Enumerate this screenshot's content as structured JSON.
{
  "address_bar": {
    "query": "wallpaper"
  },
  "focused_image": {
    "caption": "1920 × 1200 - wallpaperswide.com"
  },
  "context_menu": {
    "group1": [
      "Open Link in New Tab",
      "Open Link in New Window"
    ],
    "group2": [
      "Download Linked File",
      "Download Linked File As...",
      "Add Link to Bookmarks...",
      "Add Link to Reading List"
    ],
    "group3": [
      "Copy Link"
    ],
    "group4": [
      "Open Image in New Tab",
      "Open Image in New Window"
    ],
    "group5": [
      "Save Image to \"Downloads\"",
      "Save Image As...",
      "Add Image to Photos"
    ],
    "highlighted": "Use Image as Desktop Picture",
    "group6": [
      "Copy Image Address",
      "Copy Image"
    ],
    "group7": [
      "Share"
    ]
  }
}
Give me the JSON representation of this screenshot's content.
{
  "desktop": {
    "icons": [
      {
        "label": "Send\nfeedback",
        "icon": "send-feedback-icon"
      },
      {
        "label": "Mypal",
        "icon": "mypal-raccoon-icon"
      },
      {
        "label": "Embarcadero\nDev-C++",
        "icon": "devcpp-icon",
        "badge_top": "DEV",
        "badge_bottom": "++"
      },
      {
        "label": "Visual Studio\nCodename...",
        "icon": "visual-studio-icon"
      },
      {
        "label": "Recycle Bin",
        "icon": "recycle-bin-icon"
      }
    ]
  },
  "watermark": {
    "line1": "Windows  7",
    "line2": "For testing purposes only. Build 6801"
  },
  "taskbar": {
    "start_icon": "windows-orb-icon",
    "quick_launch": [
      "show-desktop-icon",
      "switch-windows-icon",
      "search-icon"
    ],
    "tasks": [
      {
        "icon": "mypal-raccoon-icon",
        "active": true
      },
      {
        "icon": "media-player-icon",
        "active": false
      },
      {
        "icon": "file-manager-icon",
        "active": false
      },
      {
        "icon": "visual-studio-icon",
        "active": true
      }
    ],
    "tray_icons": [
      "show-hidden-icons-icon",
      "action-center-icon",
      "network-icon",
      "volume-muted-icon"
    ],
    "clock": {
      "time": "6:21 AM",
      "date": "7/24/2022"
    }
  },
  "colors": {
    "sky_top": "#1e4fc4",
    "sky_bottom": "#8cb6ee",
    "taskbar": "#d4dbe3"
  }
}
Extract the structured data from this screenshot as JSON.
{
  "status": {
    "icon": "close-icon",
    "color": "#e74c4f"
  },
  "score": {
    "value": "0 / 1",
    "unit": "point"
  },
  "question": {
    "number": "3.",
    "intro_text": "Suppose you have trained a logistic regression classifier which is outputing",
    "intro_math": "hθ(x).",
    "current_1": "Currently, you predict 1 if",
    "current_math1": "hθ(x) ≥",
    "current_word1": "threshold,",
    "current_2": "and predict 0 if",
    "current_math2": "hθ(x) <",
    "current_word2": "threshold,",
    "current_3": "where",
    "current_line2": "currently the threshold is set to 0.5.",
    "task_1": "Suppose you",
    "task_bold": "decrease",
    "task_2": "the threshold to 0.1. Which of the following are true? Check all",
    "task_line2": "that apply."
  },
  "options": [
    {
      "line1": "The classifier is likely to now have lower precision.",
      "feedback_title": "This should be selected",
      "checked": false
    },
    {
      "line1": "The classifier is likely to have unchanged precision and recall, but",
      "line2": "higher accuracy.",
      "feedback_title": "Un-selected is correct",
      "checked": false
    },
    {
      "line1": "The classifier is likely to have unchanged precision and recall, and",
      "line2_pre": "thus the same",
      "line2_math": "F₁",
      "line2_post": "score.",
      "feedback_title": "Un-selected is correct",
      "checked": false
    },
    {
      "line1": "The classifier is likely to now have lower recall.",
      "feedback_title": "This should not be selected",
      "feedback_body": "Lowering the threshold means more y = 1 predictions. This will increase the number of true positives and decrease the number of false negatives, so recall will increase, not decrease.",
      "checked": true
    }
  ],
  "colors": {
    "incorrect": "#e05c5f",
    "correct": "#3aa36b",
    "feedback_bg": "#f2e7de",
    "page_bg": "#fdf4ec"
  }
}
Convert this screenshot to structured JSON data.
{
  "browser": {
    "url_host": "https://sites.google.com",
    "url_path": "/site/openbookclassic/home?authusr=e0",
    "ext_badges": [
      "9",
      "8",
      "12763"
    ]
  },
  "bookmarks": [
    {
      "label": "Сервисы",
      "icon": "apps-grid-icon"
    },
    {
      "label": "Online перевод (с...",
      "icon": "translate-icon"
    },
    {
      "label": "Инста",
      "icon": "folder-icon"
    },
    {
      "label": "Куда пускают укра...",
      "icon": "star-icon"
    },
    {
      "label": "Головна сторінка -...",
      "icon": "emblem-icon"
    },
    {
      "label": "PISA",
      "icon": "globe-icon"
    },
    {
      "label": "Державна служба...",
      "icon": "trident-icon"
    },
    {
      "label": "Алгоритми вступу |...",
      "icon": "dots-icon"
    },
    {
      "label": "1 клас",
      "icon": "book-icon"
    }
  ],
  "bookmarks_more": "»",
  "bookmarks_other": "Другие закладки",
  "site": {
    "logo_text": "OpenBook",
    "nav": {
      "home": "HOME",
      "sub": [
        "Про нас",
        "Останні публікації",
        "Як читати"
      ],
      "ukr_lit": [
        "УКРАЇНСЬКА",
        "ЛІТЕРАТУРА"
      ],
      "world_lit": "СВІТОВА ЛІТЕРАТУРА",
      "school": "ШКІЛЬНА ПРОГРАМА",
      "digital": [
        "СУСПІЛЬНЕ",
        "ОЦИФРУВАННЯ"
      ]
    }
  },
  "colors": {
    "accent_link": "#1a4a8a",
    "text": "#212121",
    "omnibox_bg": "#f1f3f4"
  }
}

*Short task:* Return all of the data exactly as it reads.

*Output of the exercise:*
Enumerate this screenshot's content as structured JSON.
{
  "address_bar": {
    "query": "wallpaper"
  },
  "focused_image": {
    "caption": "1920 × 1200 - wallpaperswide.com"
  },
  "context_menu": {
    "group1": [
      "Open Link in New Tab",
      "Open Link in New Window"
    ],
    "group2": [
      "Download Linked File",
      "Download Linked File As...",
      "Add Link to Bookmarks...",
      "Add Link to Reading List"
    ],
    "group3": [
      "Copy Link"
    ],
    "group4": [
      "Open Image in New Tab",
      "Open Image in New Window"
    ],
    "group5": [
      "Save Image to \"Downloads\"",
      "Save Image As...",
      "Add Image to Photos"
    ],
    "highlighted": "Use Image as Desktop Picture",
    "group6": [
      "Copy Image Address",
      "Copy Image"
    ],
    "group7": [
      "Share"
    ]
  }
}
Give me the JSON representation of this screenshot's content.
{
  "desktop": {
    "icons": [
      {
        "label": "Send\nfeedback",
        "icon": "send-feedback-icon"
      },
      {
        "label": "Mypal",
        "icon": "mypal-raccoon-icon"
      },
      {
        "label": "Embarcadero\nDev-C++",
        "icon": "devcpp-icon",
        "badge_top": "DEV",
        "badge_bottom": "++"
      },
      {
        "label": "Visual Studio\nCodename...",
        "icon": "visual-studio-icon"
      },
      {
        "label": "Recycle Bin",
        "icon": "recycle-bin-icon"
      }
    ]
  },
  "watermark": {
    "line1": "Windows  7",
    "line2": "For testing purposes only. Build 6801"
  },
  "taskbar": {
    "start_icon": "windows-orb-icon",
    "quick_launch": [
      "show-desktop-icon",
      "switch-windows-icon",
      "search-icon"
    ],
    "tasks": [
      {
        "icon": "mypal-raccoon-icon",
        "active": true
      },
      {
        "icon": "media-player-icon",
        "active": false
      },
      {
        "icon": "file-manager-icon",
        "active": false
      },
      {
        "icon": "visual-studio-icon",
        "active": true
      }
    ],
    "tray_icons": [
      "show-hidden-icons-icon",
      "action-center-icon",
      "network-icon",
      "volume-muted-icon"
    ],
    "clock": {
      "time": "6:21 AM",
      "date": "7/24/2022"
    }
  },
  "colors": {
    "sky_top": "#1e4fc4",
    "sky_bottom": "#8cb6ee",
    "taskbar": "#d4dbe3"
  }
}
Extract the structured data from this screenshot as JSON.
{
  "status": {
    "icon": "close-icon",
    "color": "#e74c4f"
  },
  "score": {
    "value": "0 / 1",
    "unit": "point"
  },
  "question": {
    "number": "3.",
    "intro_text": "Suppose you have trained a logistic regression classifier which is outputing",
    "intro_math": "hθ(x).",
    "current_1": "Currently, you predict 1 if",
    "current_math1": "hθ(x) ≥",
    "current_word1": "threshold,",
    "current_2": "and predict 0 if",
    "current_math2": "hθ(x) <",
    "current_word2": "threshold,",
    "current_3": "where",
    "current_line2": "currently the threshold is set to 0.5.",
    "task_1": "Suppose you",
    "task_bold": "decrease",
    "task_2": "the threshold to 0.1. Which of the following are true? Check all",
    "task_line2": "that apply."
  },
  "options": [
    {
      "line1": "The classifier is likely to now have lower precision.",
      "feedback_title": "This should be selected",
      "checked": false
    },
    {
      "line1": "The classifier is likely to have unchanged precision and recall, but",
      "line2": "higher accuracy.",
      "feedback_title": "Un-selected is correct",
      "checked": false
    },
    {
      "line1": "The classifier is likely to have unchanged precision and recall, and",
      "line2_pre": "thus the same",
      "line2_math": "F₁",
      "line2_post": "score.",
      "feedback_title": "Un-selected is correct",
      "checked": false
    },
    {
      "line1": "The classifier is likely to now have lower recall.",
      "feedback_title": "This should not be selected",
      "feedback_body": "Lowering the threshold means more y = 1 predictions. This will increase the number of true positives and decrease the number of false negatives, so recall will increase, not decrease.",
      "checked": true
    }
  ],
  "colors": {
    "incorrect": "#e05c5f",
    "correct": "#3aa36b",
    "feedback_bg": "#f2e7de",
    "page_bg": "#fdf4ec"
  }
}
Convert this screenshot to structured JSON data.
{
  "browser": {
    "url_host": "https://sites.google.com",
    "url_path": "/site/openbookclassic/home?authusr=e0",
    "ext_badges": [
      "9",
      "8",
      "12763"
    ]
  },
  "bookmarks": [
    {
      "label": "Сервисы",
      "icon": "apps-grid-icon"
    },
    {
      "label": "Online перевод (с...",
      "icon": "translate-icon"
    },
    {
      "label": "Инста",
      "icon": "folder-icon"
    },
    {
      "label": "Куда пускают укра...",
      "icon": "star-icon"
    },
    {
      "label": "Головна сторінка -...",
      "icon": "emblem-icon"
    },
    {
      "label": "PISA",
      "icon": "globe-icon"
    },
    {
      "label": "Державна служба...",
      "icon": "trident-icon"
    },
    {
      "label": "Алгоритми вступу |...",
      "icon": "dots-icon"
    },
    {
      "label": "1 клас",
      "icon": "book-icon"
    }
  ],
  "bookmarks_more": "»",
  "bookmarks_other": "Другие закладки",
  "site": {
    "logo_text": "OpenBook",
    "nav": {
      "home": "HOME",
      "sub": [
        "Про нас",
        "Останні публікації",
        "Як читати"
      ],
      "ukr_lit": [
        "УКРАЇНСЬКА",
        "ЛІТЕРАТУРА"
      ],
      "world_lit": "СВІТОВА ЛІТЕРАТУРА",
      "school": "ШКІЛЬНА ПРОГРАМА",
      "digital": [
        "СУСПІЛЬНЕ",
        "ОЦИФРУВАННЯ"
      ]
    }
  },
  "colors": {
    "accent_link": "#1a4a8a",
    "text": "#212121",
    "omnibox_bg": "#f1f3f4"
  }
}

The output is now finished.